No images are to be carried over; print all other material exactly as it stands.
****************************************
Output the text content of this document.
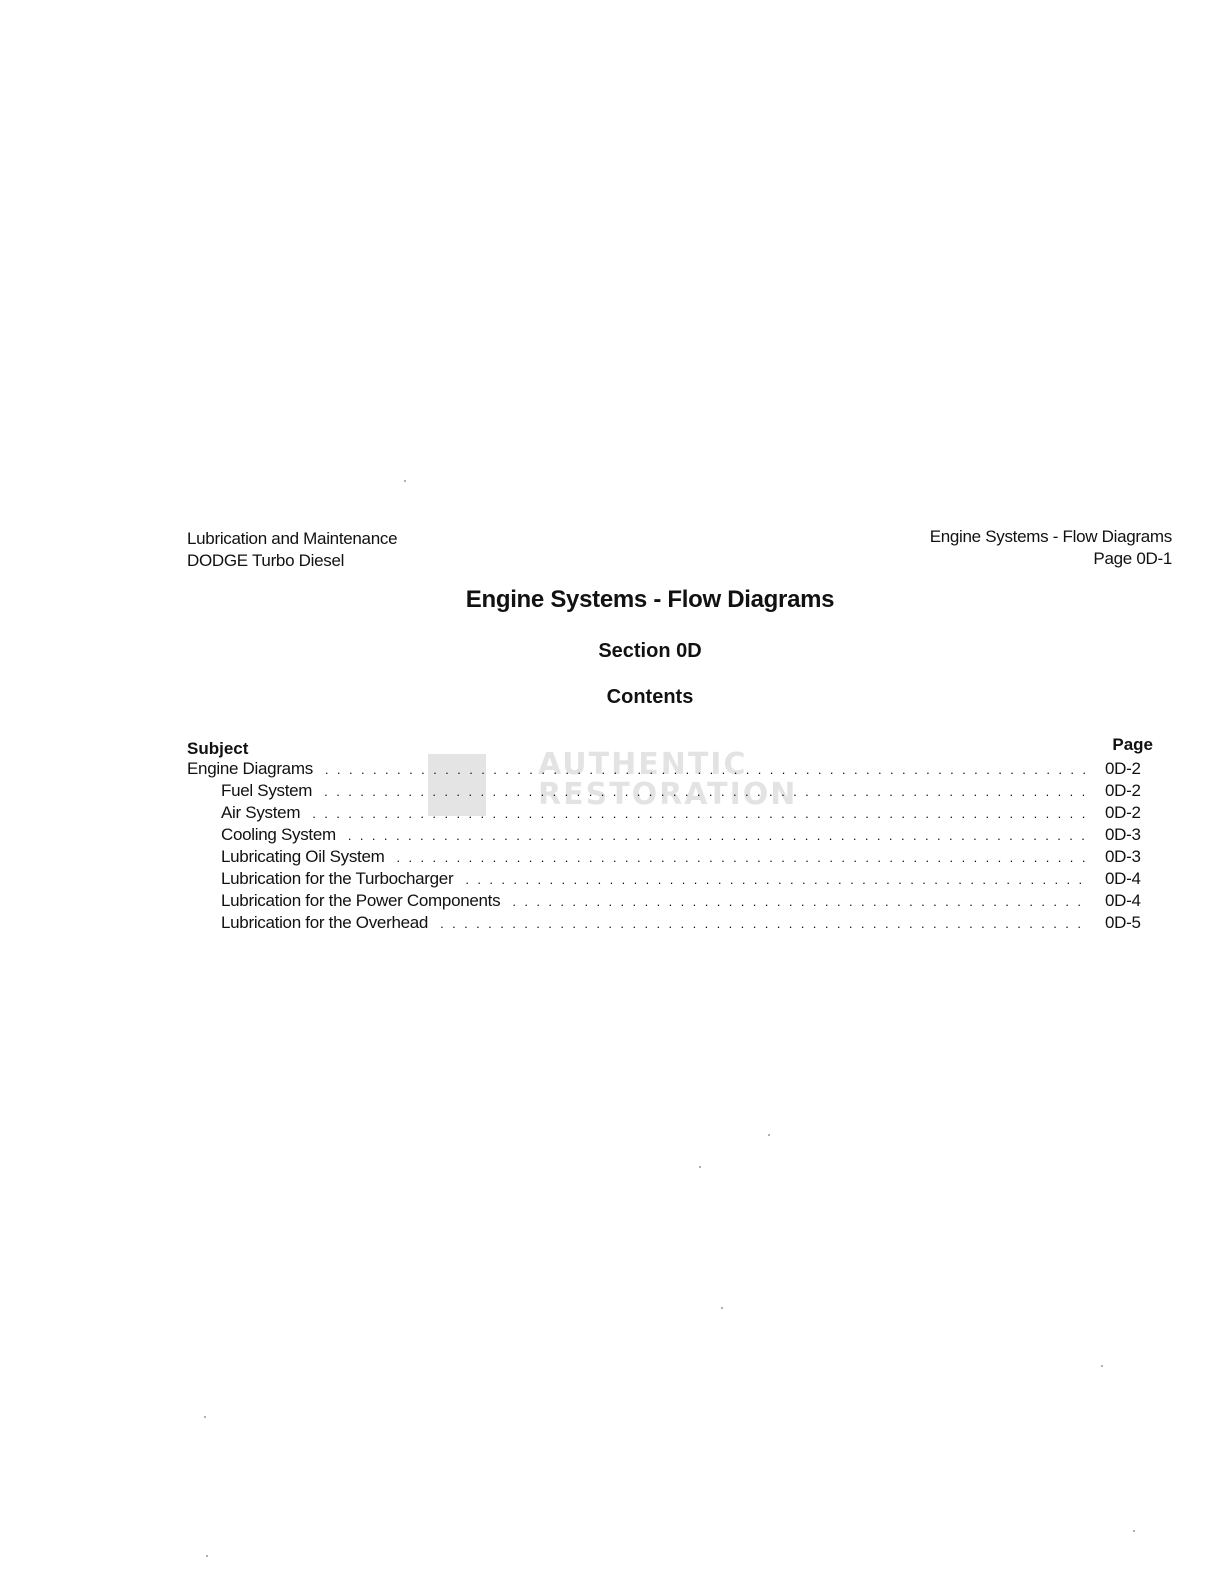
Lubrication and Maintenance
DODGE Turbo Diesel
Engine Systems - Flow Diagrams
Page 0D-1
Engine Systems - Flow Diagrams
Section 0D
Contents
AUTHENTIC
RESTORATION
Subject	Page
Engine Diagrams . . .	0D-2
Fuel System . . .	0D-2
Air System . . .	0D-2
Cooling System . . .	0D-3
Lubricating Oil System . . .	0D-3
Lubrication for the Turbocharger . . .	0D-4
Lubrication for the Power Components . . .	0D-4
Lubrication for the Overhead . . .	0D-5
****************************************
● Solution to the exercise:
Output the text content of this document.
Lubrication and Maintenance
DODGE Turbo Diesel
Engine Systems - Flow Diagrams
Page 0D-1
Engine Systems - Flow Diagrams
Section 0D
Contents
AUTHENTIC
RESTORATION
Subject	Page
Engine Diagrams . . .	0D-2
Fuel System . . .	0D-2
Air System . . .	0D-2
Cooling System . . .	0D-3
Lubricating Oil System . . .	0D-3
Lubrication for the Turbocharger . . .	0D-4
Lubrication for the Power Components . . .	0D-4
Lubrication for the Overhead . . .	0D-5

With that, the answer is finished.